§ The task: Locate each line of the material that contains "Save", then return it.
** Start of Data listing **
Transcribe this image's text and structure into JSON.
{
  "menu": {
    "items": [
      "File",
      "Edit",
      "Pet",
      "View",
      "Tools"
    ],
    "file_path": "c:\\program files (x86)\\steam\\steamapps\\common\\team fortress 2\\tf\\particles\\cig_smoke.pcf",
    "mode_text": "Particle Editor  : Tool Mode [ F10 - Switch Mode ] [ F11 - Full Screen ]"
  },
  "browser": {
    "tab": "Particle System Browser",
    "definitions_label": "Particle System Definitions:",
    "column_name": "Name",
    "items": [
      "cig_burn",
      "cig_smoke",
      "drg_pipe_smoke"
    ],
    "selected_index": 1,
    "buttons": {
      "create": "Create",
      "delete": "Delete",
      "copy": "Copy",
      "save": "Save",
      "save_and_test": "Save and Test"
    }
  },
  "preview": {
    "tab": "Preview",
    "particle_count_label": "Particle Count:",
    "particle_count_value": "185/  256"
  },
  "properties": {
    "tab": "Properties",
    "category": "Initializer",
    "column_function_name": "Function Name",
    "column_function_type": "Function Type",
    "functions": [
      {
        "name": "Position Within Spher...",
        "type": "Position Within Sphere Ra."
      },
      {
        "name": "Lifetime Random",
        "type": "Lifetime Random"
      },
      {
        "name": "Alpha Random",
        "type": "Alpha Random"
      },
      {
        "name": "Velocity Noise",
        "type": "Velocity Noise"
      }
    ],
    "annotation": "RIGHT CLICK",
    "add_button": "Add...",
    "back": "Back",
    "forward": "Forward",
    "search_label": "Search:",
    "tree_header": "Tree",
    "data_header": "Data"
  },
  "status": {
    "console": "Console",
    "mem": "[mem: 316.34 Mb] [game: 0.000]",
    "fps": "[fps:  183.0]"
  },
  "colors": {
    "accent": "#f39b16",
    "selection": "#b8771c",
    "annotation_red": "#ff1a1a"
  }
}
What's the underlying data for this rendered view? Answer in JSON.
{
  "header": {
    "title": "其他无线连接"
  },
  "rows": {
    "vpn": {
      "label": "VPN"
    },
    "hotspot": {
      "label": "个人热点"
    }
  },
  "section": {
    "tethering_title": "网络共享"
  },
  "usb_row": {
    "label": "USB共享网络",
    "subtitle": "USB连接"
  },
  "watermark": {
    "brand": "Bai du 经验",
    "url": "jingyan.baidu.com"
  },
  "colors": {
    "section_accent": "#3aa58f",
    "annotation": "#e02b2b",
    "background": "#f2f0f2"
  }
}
** End of Data listing **
§ Final result:
      "save": "Save",
      "save_and_test": "Save and Test"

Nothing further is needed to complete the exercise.